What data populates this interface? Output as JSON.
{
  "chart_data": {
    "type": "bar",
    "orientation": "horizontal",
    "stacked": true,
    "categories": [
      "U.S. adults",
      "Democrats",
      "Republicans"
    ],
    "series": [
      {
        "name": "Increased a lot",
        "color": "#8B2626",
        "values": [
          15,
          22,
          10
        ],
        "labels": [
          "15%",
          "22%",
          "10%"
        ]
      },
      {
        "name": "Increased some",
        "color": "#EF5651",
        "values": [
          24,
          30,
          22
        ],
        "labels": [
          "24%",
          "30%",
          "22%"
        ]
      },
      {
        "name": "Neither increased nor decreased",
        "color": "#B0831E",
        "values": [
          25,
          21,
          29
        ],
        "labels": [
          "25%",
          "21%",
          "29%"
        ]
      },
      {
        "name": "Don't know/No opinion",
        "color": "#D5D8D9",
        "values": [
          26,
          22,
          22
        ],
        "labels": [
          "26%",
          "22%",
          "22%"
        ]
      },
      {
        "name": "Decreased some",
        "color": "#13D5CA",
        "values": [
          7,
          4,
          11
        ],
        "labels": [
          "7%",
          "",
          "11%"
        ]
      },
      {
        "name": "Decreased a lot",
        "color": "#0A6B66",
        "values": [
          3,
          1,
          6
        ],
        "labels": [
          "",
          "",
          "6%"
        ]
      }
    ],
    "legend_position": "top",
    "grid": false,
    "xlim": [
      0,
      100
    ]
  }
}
• • • •
List every line above that contains the word "some".

Result
        "name": "Increased some",
        "name": "Decreased some",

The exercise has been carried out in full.